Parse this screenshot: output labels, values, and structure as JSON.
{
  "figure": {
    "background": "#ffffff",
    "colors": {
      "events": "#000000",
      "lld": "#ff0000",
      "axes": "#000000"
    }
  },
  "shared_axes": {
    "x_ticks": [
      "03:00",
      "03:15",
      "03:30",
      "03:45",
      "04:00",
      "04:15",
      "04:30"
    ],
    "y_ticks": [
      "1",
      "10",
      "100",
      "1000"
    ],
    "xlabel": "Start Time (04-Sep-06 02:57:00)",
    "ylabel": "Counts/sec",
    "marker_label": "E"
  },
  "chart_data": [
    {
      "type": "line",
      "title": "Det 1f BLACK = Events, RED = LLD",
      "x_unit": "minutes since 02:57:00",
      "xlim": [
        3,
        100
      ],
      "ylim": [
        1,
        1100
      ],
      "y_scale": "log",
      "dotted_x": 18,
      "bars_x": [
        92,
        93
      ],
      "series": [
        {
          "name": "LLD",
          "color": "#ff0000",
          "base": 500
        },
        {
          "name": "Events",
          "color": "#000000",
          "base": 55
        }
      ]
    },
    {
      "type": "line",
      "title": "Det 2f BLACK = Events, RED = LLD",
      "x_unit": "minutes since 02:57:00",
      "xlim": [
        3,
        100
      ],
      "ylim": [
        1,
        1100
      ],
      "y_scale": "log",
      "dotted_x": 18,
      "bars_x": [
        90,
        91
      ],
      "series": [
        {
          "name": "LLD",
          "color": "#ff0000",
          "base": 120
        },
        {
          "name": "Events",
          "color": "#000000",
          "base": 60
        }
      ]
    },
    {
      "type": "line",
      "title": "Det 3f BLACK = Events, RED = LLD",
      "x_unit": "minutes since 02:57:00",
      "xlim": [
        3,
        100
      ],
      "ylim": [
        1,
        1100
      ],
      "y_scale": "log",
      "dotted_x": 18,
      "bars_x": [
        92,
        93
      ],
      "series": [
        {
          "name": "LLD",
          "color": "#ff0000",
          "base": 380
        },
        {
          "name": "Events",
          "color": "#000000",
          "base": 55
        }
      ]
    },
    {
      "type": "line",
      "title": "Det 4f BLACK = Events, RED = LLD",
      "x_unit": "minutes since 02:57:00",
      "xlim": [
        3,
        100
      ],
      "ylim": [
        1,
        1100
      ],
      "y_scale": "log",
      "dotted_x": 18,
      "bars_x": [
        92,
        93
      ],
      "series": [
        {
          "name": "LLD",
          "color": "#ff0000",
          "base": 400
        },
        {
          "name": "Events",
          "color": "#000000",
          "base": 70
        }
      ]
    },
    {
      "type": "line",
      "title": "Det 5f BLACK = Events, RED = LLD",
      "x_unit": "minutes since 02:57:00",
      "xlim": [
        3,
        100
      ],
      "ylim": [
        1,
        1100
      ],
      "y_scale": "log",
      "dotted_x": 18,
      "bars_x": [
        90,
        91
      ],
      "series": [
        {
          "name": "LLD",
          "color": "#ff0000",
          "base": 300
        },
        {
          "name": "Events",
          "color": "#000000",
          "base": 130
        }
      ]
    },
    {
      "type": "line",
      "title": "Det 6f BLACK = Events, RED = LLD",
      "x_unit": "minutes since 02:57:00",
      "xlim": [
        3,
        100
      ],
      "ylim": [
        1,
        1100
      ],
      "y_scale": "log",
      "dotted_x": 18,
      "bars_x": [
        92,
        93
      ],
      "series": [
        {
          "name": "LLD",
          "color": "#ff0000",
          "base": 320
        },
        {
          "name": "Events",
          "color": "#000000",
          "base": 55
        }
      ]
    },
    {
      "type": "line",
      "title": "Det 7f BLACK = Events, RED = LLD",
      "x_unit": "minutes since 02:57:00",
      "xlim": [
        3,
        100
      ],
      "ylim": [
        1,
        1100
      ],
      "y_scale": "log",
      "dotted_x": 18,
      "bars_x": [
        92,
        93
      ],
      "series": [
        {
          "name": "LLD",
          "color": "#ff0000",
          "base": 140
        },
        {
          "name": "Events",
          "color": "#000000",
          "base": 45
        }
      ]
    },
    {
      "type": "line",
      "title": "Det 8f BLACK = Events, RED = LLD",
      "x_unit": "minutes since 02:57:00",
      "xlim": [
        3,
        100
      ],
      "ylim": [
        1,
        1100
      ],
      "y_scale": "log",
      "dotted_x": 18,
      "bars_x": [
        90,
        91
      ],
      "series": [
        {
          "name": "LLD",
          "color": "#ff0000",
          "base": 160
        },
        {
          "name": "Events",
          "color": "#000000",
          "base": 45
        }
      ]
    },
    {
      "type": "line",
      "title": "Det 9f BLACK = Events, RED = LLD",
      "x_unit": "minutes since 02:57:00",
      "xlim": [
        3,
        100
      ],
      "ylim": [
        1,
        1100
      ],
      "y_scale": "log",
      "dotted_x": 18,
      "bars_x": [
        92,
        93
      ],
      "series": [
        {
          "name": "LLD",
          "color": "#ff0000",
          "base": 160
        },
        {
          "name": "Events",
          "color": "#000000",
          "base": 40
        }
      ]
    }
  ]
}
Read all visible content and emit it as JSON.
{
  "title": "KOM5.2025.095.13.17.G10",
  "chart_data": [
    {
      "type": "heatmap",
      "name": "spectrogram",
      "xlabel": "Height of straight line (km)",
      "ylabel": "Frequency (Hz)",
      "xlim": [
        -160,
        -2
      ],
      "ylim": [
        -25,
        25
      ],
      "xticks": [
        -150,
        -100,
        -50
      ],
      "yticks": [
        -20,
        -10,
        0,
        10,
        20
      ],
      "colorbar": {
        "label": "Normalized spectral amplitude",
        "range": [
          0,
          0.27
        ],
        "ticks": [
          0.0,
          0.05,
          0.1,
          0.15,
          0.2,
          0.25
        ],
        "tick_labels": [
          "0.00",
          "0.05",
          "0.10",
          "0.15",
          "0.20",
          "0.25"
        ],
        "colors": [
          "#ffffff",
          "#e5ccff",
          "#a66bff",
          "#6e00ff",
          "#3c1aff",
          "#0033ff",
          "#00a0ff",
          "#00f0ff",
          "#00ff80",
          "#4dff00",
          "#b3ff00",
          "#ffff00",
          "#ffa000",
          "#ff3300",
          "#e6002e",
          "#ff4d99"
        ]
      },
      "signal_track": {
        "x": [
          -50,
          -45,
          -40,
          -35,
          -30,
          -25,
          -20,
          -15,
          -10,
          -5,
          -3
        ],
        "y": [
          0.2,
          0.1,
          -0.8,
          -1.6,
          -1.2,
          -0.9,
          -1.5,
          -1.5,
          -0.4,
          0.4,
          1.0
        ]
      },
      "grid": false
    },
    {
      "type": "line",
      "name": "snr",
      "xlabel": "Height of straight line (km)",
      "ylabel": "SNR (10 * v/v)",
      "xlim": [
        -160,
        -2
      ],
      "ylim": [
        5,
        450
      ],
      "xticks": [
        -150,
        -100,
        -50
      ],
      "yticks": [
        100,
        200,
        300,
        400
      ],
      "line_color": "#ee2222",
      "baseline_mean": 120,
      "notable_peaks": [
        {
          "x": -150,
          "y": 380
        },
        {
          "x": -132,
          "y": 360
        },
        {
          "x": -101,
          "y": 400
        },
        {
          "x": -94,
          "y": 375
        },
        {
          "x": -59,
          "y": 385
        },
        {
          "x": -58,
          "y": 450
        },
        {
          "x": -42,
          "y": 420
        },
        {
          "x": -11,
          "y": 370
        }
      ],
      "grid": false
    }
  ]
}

......

PROMPT: Give the data again, exactly as it stands.

FULL ANSWER:
Parse this screenshot: output labels, values, and structure as JSON.
{
  "figure": {
    "background": "#ffffff",
    "colors": {
      "events": "#000000",
      "lld": "#ff0000",
      "axes": "#000000"
    }
  },
  "shared_axes": {
    "x_ticks": [
      "03:00",
      "03:15",
      "03:30",
      "03:45",
      "04:00",
      "04:15",
      "04:30"
    ],
    "y_ticks": [
      "1",
      "10",
      "100",
      "1000"
    ],
    "xlabel": "Start Time (04-Sep-06 02:57:00)",
    "ylabel": "Counts/sec",
    "marker_label": "E"
  },
  "chart_data": [
    {
      "type": "line",
      "title": "Det 1f BLACK = Events, RED = LLD",
      "x_unit": "minutes since 02:57:00",
      "xlim": [
        3,
        100
      ],
      "ylim": [
        1,
        1100
      ],
      "y_scale": "log",
      "dotted_x": 18,
      "bars_x": [
        92,
        93
      ],
      "series": [
        {
          "name": "LLD",
          "color": "#ff0000",
          "base": 500
        },
        {
          "name": "Events",
          "color": "#000000",
          "base": 55
        }
      ]
    },
    {
      "type": "line",
      "title": "Det 2f BLACK = Events, RED = LLD",
      "x_unit": "minutes since 02:57:00",
      "xlim": [
        3,
        100
      ],
      "ylim": [
        1,
        1100
      ],
      "y_scale": "log",
      "dotted_x": 18,
      "bars_x": [
        90,
        91
      ],
      "series": [
        {
          "name": "LLD",
          "color": "#ff0000",
          "base": 120
        },
        {
          "name": "Events",
          "color": "#000000",
          "base": 60
        }
      ]
    },
    {
      "type": "line",
      "title": "Det 3f BLACK = Events, RED = LLD",
      "x_unit": "minutes since 02:57:00",
      "xlim": [
        3,
        100
      ],
      "ylim": [
        1,
        1100
      ],
      "y_scale": "log",
      "dotted_x": 18,
      "bars_x": [
        92,
        93
      ],
      "series": [
        {
          "name": "LLD",
          "color": "#ff0000",
          "base": 380
        },
        {
          "name": "Events",
          "color": "#000000",
          "base": 55
        }
      ]
    },
    {
      "type": "line",
      "title": "Det 4f BLACK = Events, RED = LLD",
      "x_unit": "minutes since 02:57:00",
      "xlim": [
        3,
        100
      ],
      "ylim": [
        1,
        1100
      ],
      "y_scale": "log",
      "dotted_x": 18,
      "bars_x": [
        92,
        93
      ],
      "series": [
        {
          "name": "LLD",
          "color": "#ff0000",
          "base": 400
        },
        {
          "name": "Events",
          "color": "#000000",
          "base": 70
        }
      ]
    },
    {
      "type": "line",
      "title": "Det 5f BLACK = Events, RED = LLD",
      "x_unit": "minutes since 02:57:00",
      "xlim": [
        3,
        100
      ],
      "ylim": [
        1,
        1100
      ],
      "y_scale": "log",
      "dotted_x": 18,
      "bars_x": [
        90,
        91
      ],
      "series": [
        {
          "name": "LLD",
          "color": "#ff0000",
          "base": 300
        },
        {
          "name": "Events",
          "color": "#000000",
          "base": 130
        }
      ]
    },
    {
      "type": "line",
      "title": "Det 6f BLACK = Events, RED = LLD",
      "x_unit": "minutes since 02:57:00",
      "xlim": [
        3,
        100
      ],
      "ylim": [
        1,
        1100
      ],
      "y_scale": "log",
      "dotted_x": 18,
      "bars_x": [
        92,
        93
      ],
      "series": [
        {
          "name": "LLD",
          "color": "#ff0000",
          "base": 320
        },
        {
          "name": "Events",
          "color": "#000000",
          "base": 55
        }
      ]
    },
    {
      "type": "line",
      "title": "Det 7f BLACK = Events, RED = LLD",
      "x_unit": "minutes since 02:57:00",
      "xlim": [
        3,
        100
      ],
      "ylim": [
        1,
        1100
      ],
      "y_scale": "log",
      "dotted_x": 18,
      "bars_x": [
        92,
        93
      ],
      "series": [
        {
          "name": "LLD",
          "color": "#ff0000",
          "base": 140
        },
        {
          "name": "Events",
          "color": "#000000",
          "base": 45
        }
      ]
    },
    {
      "type": "line",
      "title": "Det 8f BLACK = Events, RED = LLD",
      "x_unit": "minutes since 02:57:00",
      "xlim": [
        3,
        100
      ],
      "ylim": [
        1,
        1100
      ],
      "y_scale": "log",
      "dotted_x": 18,
      "bars_x": [
        90,
        91
      ],
      "series": [
        {
          "name": "LLD",
          "color": "#ff0000",
          "base": 160
        },
        {
          "name": "Events",
          "color": "#000000",
          "base": 45
        }
      ]
    },
    {
      "type": "line",
      "title": "Det 9f BLACK = Events, RED = LLD",
      "x_unit": "minutes since 02:57:00",
      "xlim": [
        3,
        100
      ],
      "ylim": [
        1,
        1100
      ],
      "y_scale": "log",
      "dotted_x": 18,
      "bars_x": [
        92,
        93
      ],
      "series": [
        {
          "name": "LLD",
          "color": "#ff0000",
          "base": 160
        },
        {
          "name": "Events",
          "color": "#000000",
          "base": 40
        }
      ]
    }
  ]
}
Read all visible content and emit it as JSON.
{
  "title": "KOM5.2025.095.13.17.G10",
  "chart_data": [
    {
      "type": "heatmap",
      "name": "spectrogram",
      "xlabel": "Height of straight line (km)",
      "ylabel": "Frequency (Hz)",
      "xlim": [
        -160,
        -2
      ],
      "ylim": [
        -25,
        25
      ],
      "xticks": [
        -150,
        -100,
        -50
      ],
      "yticks": [
        -20,
        -10,
        0,
        10,
        20
      ],
      "colorbar": {
        "label": "Normalized spectral amplitude",
        "range": [
          0,
          0.27
        ],
        "ticks": [
          0.0,
          0.05,
          0.1,
          0.15,
          0.2,
          0.25
        ],
        "tick_labels": [
          "0.00",
          "0.05",
          "0.10",
          "0.15",
          "0.20",
          "0.25"
        ],
        "colors": [
          "#ffffff",
          "#e5ccff",
          "#a66bff",
          "#6e00ff",
          "#3c1aff",
          "#0033ff",
          "#00a0ff",
          "#00f0ff",
          "#00ff80",
          "#4dff00",
          "#b3ff00",
          "#ffff00",
          "#ffa000",
          "#ff3300",
          "#e6002e",
          "#ff4d99"
        ]
      },
      "signal_track": {
        "x": [
          -50,
          -45,
          -40,
          -35,
          -30,
          -25,
          -20,
          -15,
          -10,
          -5,
          -3
        ],
        "y": [
          0.2,
          0.1,
          -0.8,
          -1.6,
          -1.2,
          -0.9,
          -1.5,
          -1.5,
          -0.4,
          0.4,
          1.0
        ]
      },
      "grid": false
    },
    {
      "type": "line",
      "name": "snr",
      "xlabel": "Height of straight line (km)",
      "ylabel": "SNR (10 * v/v)",
      "xlim": [
        -160,
        -2
      ],
      "ylim": [
        5,
        450
      ],
      "xticks": [
        -150,
        -100,
        -50
      ],
      "yticks": [
        100,
        200,
        300,
        400
      ],
      "line_color": "#ee2222",
      "baseline_mean": 120,
      "notable_peaks": [
        {
          "x": -150,
          "y": 380
        },
        {
          "x": -132,
          "y": 360
        },
        {
          "x": -101,
          "y": 400
        },
        {
          "x": -94,
          "y": 375
        },
        {
          "x": -59,
          "y": 385
        },
        {
          "x": -58,
          "y": 450
        },
        {
          "x": -42,
          "y": 420
        },
        {
          "x": -11,
          "y": 370
        }
      ],
      "grid": false
    }
  ]
}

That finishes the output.